What you are asked to do: The records that follow must be reproduced in full, exactly as written.

[Raw records]
· · · · ·
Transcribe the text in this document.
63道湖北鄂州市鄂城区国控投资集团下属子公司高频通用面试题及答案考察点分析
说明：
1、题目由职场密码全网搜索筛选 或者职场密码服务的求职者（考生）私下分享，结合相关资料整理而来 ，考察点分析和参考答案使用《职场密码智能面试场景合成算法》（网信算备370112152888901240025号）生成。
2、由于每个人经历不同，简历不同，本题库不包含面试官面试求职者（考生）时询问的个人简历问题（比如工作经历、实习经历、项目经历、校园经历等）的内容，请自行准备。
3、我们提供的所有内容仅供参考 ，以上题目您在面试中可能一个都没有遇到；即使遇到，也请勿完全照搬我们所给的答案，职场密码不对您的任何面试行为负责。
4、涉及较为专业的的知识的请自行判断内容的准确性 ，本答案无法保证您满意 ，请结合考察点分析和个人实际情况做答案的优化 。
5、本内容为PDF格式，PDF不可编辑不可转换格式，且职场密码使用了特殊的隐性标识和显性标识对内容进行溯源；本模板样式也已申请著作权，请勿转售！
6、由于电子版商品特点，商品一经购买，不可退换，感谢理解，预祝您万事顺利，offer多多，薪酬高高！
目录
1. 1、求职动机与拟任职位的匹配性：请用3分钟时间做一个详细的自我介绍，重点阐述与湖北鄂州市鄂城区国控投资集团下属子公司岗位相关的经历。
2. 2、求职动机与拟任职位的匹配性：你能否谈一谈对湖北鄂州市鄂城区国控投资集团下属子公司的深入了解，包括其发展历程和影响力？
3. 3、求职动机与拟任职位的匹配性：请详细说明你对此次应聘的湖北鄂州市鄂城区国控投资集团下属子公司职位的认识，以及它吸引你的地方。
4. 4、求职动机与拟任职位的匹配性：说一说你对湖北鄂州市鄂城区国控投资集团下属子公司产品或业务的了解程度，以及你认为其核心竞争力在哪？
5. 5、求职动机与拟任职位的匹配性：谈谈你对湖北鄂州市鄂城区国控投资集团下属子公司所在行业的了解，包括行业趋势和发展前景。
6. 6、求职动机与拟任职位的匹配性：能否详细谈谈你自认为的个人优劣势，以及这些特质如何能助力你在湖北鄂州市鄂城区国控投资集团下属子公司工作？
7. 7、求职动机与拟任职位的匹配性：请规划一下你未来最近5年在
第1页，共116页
· · · · ·
Answer to the exercise:
Transcribe the text in this document.
63道湖北鄂州市鄂城区国控投资集团下属子公司高频通用面试题及答案考察点分析
说明：
1、题目由职场密码全网搜索筛选 或者职场密码服务的求职者（考生）私下分享，结合相关资料整理而来 ，考察点分析和参考答案使用《职场密码智能面试场景合成算法》（网信算备370112152888901240025号）生成。
2、由于每个人经历不同，简历不同，本题库不包含面试官面试求职者（考生）时询问的个人简历问题（比如工作经历、实习经历、项目经历、校园经历等）的内容，请自行准备。
3、我们提供的所有内容仅供参考 ，以上题目您在面试中可能一个都没有遇到；即使遇到，也请勿完全照搬我们所给的答案，职场密码不对您的任何面试行为负责。
4、涉及较为专业的的知识的请自行判断内容的准确性 ，本答案无法保证您满意 ，请结合考察点分析和个人实际情况做答案的优化 。
5、本内容为PDF格式，PDF不可编辑不可转换格式，且职场密码使用了特殊的隐性标识和显性标识对内容进行溯源；本模板样式也已申请著作权，请勿转售！
6、由于电子版商品特点，商品一经购买，不可退换，感谢理解，预祝您万事顺利，offer多多，薪酬高高！
目录
1. 1、求职动机与拟任职位的匹配性：请用3分钟时间做一个详细的自我介绍，重点阐述与湖北鄂州市鄂城区国控投资集团下属子公司岗位相关的经历。
2. 2、求职动机与拟任职位的匹配性：你能否谈一谈对湖北鄂州市鄂城区国控投资集团下属子公司的深入了解，包括其发展历程和影响力？
3. 3、求职动机与拟任职位的匹配性：请详细说明你对此次应聘的湖北鄂州市鄂城区国控投资集团下属子公司职位的认识，以及它吸引你的地方。
4. 4、求职动机与拟任职位的匹配性：说一说你对湖北鄂州市鄂城区国控投资集团下属子公司产品或业务的了解程度，以及你认为其核心竞争力在哪？
5. 5、求职动机与拟任职位的匹配性：谈谈你对湖北鄂州市鄂城区国控投资集团下属子公司所在行业的了解，包括行业趋势和发展前景。
6. 6、求职动机与拟任职位的匹配性：能否详细谈谈你自认为的个人优劣势，以及这些特质如何能助力你在湖北鄂州市鄂城区国控投资集团下属子公司工作？
7. 7、求职动机与拟任职位的匹配性：请规划一下你未来最近5年在
第1页，共116页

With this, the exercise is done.